**Short problem**
Repeat the listing in full. Nothing may be added or left out.

**Dataset entries**
::::::::

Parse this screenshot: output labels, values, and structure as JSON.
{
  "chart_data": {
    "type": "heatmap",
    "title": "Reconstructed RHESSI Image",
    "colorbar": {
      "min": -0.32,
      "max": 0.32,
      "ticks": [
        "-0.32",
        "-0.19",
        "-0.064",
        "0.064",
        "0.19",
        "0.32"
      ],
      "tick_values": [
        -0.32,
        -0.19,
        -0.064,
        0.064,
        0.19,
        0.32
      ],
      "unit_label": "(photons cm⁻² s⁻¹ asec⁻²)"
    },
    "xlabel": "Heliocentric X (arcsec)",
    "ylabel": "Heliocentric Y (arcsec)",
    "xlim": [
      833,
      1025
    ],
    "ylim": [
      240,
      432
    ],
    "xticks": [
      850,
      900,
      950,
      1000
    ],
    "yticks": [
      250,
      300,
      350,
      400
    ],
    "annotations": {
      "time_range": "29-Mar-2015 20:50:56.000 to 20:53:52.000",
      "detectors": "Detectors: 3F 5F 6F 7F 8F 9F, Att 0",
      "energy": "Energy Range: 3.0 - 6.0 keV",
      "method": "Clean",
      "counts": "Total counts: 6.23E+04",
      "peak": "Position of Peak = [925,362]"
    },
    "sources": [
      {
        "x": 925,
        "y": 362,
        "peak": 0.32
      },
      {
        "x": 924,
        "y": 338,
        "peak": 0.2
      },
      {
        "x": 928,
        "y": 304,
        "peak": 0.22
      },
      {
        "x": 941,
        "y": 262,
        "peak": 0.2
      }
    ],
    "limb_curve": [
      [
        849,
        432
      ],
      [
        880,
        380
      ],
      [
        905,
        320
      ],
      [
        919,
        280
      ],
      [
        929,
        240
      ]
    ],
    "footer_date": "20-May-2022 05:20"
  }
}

::::::::

**Task response**
Parse this screenshot: output labels, values, and structure as JSON.
{
  "chart_data": {
    "type": "heatmap",
    "title": "Reconstructed RHESSI Image",
    "colorbar": {
      "min": -0.32,
      "max": 0.32,
      "ticks": [
        "-0.32",
        "-0.19",
        "-0.064",
        "0.064",
        "0.19",
        "0.32"
      ],
      "tick_values": [
        -0.32,
        -0.19,
        -0.064,
        0.064,
        0.19,
        0.32
      ],
      "unit_label": "(photons cm⁻² s⁻¹ asec⁻²)"
    },
    "xlabel": "Heliocentric X (arcsec)",
    "ylabel": "Heliocentric Y (arcsec)",
    "xlim": [
      833,
      1025
    ],
    "ylim": [
      240,
      432
    ],
    "xticks": [
      850,
      900,
      950,
      1000
    ],
    "yticks": [
      250,
      300,
      350,
      400
    ],
    "annotations": {
      "time_range": "29-Mar-2015 20:50:56.000 to 20:53:52.000",
      "detectors": "Detectors: 3F 5F 6F 7F 8F 9F, Att 0",
      "energy": "Energy Range: 3.0 - 6.0 keV",
      "method": "Clean",
      "counts": "Total counts: 6.23E+04",
      "peak": "Position of Peak = [925,362]"
    },
    "sources": [
      {
        "x": 925,
        "y": 362,
        "peak": 0.32
      },
      {
        "x": 924,
        "y": 338,
        "peak": 0.2
      },
      {
        "x": 928,
        "y": 304,
        "peak": 0.22
      },
      {
        "x": 941,
        "y": 262,
        "peak": 0.2
      }
    ],
    "limb_curve": [
      [
        849,
        432
      ],
      [
        880,
        380
      ],
      [
        905,
        320
      ],
      [
        919,
        280
      ],
      [
        929,
        240
      ]
    ],
    "footer_date": "20-May-2022 05:20"
  }
}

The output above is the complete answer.